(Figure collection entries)
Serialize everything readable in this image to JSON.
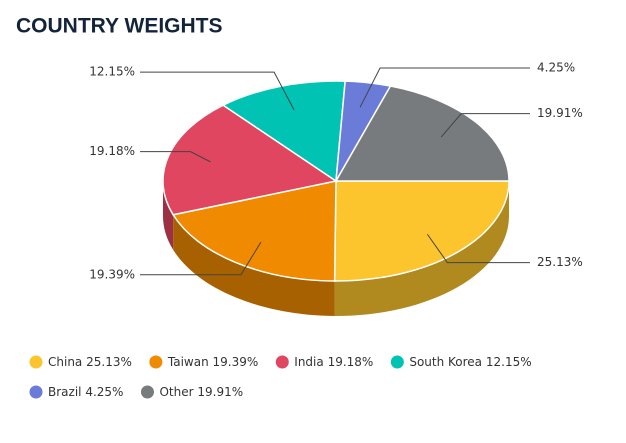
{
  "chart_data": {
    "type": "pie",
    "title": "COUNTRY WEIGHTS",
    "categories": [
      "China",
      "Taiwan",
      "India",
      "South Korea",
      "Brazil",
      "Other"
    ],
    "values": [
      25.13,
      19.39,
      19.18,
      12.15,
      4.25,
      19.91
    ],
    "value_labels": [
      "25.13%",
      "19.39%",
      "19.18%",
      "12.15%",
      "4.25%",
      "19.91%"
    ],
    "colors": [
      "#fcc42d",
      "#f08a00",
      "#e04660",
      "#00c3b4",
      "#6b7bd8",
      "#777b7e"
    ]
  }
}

==

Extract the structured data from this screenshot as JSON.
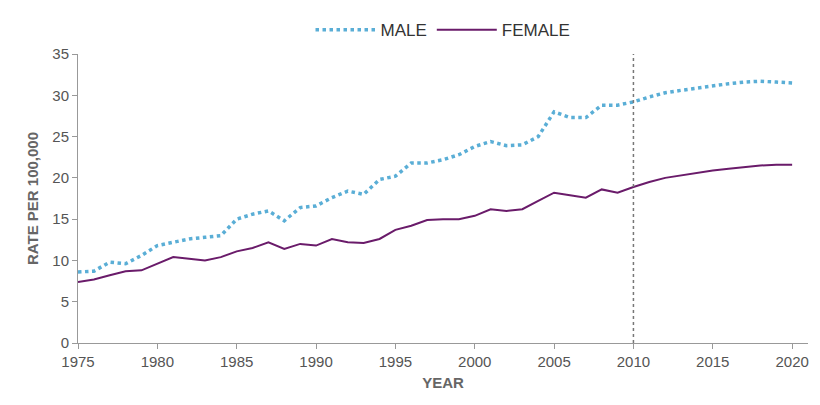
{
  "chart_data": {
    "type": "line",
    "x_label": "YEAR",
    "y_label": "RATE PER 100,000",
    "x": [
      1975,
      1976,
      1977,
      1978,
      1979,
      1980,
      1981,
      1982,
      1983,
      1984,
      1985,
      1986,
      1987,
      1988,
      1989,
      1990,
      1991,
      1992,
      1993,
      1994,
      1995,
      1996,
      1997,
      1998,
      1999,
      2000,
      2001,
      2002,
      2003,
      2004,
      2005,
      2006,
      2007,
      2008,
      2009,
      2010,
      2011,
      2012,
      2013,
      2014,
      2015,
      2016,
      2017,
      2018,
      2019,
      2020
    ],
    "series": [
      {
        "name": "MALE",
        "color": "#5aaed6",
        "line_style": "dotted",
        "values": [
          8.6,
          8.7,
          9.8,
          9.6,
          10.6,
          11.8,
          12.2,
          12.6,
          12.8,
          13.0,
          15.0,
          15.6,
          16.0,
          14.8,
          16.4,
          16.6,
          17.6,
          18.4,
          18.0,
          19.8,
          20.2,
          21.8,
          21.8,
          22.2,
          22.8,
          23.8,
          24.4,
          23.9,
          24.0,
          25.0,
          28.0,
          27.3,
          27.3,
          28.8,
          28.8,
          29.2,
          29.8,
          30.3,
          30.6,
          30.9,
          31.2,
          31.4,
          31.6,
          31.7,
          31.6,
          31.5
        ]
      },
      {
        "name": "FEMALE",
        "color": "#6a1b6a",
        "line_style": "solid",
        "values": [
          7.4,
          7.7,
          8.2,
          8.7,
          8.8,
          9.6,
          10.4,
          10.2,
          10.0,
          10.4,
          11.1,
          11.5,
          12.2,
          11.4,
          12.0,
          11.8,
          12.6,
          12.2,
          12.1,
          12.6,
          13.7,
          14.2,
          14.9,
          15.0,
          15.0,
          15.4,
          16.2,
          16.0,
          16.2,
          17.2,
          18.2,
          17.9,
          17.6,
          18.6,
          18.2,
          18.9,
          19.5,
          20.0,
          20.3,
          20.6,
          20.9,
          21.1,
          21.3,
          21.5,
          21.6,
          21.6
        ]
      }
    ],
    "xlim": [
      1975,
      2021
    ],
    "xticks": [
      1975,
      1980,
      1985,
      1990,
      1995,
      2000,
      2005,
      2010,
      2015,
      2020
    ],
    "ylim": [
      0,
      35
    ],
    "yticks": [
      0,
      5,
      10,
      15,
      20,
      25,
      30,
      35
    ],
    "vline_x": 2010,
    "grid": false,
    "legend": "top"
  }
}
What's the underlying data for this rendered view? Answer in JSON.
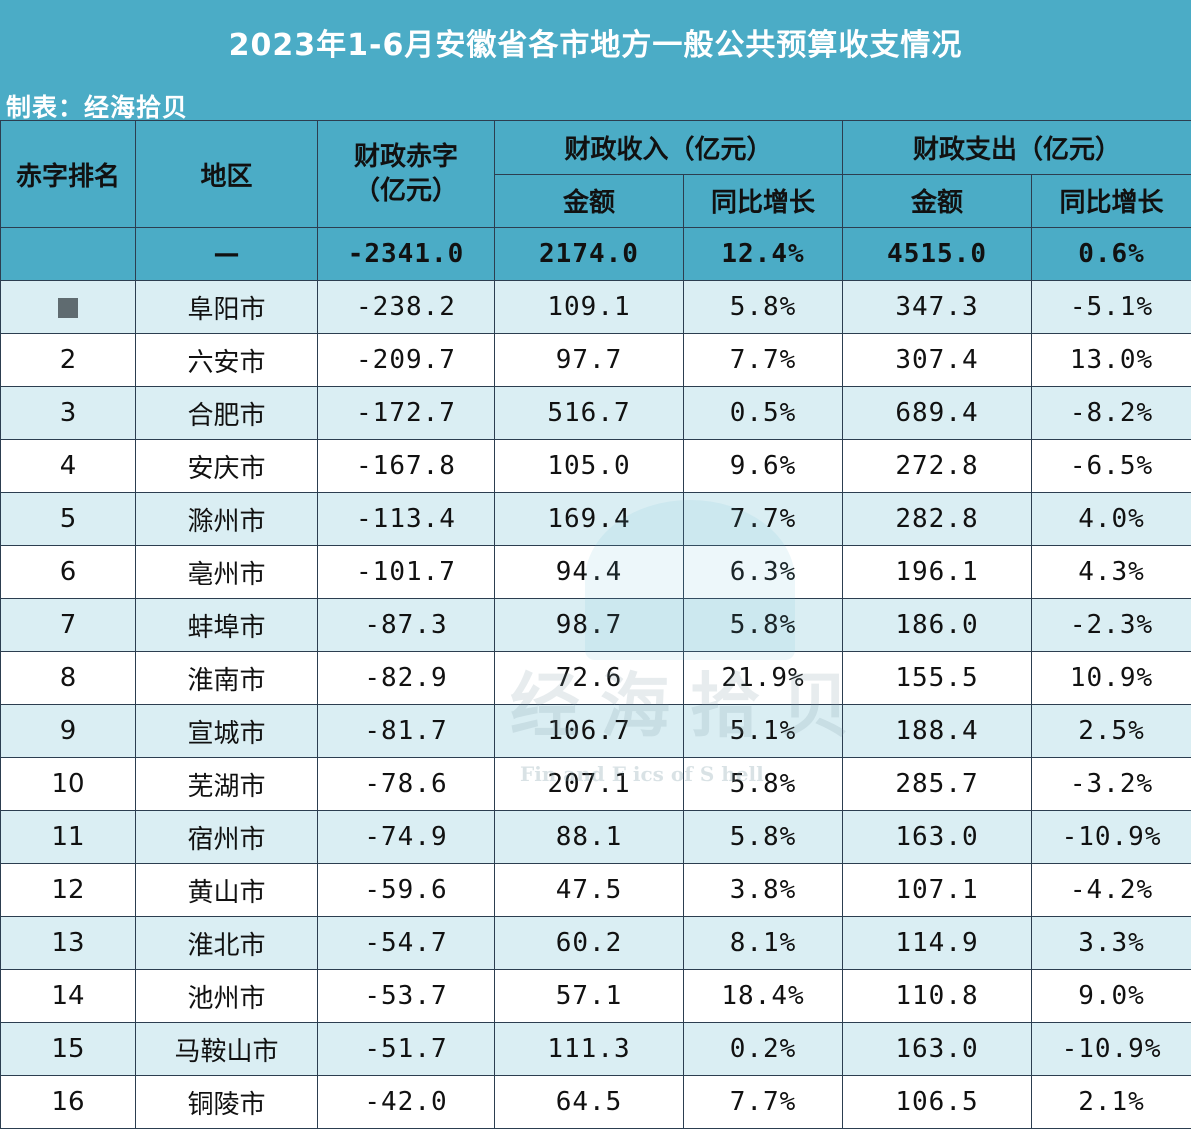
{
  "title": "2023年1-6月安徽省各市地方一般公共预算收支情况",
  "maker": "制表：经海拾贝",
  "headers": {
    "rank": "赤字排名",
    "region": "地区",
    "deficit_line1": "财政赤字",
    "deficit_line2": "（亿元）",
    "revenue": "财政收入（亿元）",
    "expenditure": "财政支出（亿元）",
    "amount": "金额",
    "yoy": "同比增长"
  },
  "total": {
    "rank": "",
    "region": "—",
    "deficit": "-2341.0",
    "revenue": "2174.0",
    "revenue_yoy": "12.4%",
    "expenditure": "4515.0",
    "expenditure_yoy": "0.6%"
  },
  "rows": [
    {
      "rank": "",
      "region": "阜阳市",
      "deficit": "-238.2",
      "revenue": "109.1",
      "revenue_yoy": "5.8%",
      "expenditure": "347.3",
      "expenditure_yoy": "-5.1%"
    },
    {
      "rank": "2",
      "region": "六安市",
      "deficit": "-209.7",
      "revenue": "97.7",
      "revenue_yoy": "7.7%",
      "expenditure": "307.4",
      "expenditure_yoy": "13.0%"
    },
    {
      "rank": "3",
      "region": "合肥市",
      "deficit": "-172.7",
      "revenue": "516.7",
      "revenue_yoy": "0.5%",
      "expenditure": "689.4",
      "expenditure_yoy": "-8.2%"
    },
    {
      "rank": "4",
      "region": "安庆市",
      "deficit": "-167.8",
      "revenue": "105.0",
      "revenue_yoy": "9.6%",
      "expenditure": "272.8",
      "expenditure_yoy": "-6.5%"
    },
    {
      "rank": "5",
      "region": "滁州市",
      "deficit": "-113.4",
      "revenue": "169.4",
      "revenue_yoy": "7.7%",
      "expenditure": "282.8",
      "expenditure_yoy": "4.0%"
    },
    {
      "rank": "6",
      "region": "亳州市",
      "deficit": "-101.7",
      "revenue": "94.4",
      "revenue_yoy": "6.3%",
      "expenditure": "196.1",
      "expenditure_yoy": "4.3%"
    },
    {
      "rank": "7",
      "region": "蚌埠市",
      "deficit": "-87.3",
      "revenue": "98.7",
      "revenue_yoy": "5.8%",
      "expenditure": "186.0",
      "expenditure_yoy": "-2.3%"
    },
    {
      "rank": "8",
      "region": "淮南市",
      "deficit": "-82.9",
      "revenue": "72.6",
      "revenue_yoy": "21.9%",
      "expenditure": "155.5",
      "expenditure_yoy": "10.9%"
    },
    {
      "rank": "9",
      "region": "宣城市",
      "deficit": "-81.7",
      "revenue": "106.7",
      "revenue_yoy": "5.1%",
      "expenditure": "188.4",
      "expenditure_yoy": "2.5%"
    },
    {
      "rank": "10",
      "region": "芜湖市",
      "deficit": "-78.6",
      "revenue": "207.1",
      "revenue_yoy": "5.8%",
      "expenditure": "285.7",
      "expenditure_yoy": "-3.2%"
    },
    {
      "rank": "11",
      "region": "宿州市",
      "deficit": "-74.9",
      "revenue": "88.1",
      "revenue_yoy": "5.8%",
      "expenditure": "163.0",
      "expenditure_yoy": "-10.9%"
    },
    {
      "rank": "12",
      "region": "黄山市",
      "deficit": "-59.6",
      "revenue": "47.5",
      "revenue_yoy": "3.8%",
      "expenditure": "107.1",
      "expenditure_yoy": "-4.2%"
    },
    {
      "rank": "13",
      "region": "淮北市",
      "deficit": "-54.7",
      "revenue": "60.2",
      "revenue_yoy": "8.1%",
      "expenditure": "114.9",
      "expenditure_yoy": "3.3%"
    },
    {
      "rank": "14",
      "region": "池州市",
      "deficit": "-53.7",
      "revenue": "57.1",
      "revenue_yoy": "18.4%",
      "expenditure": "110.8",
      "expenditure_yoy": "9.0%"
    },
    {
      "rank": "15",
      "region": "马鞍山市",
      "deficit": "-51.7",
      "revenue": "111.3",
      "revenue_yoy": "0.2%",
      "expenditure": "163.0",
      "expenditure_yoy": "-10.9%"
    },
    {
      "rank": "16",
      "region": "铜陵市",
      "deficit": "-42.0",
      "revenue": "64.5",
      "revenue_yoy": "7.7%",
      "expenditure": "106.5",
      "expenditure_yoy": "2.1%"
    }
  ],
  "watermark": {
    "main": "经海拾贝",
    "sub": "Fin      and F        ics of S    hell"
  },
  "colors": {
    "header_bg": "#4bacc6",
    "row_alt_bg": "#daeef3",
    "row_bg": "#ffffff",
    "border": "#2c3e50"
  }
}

# Task description:
Read the entries above, then pull out the lines that include "this".

# Answer below:
Serialize everything readable in this image to JSON.
Extract the structured data from this screenshot as JSON.
What's the underlying data for this rendered view? Answer in JSON.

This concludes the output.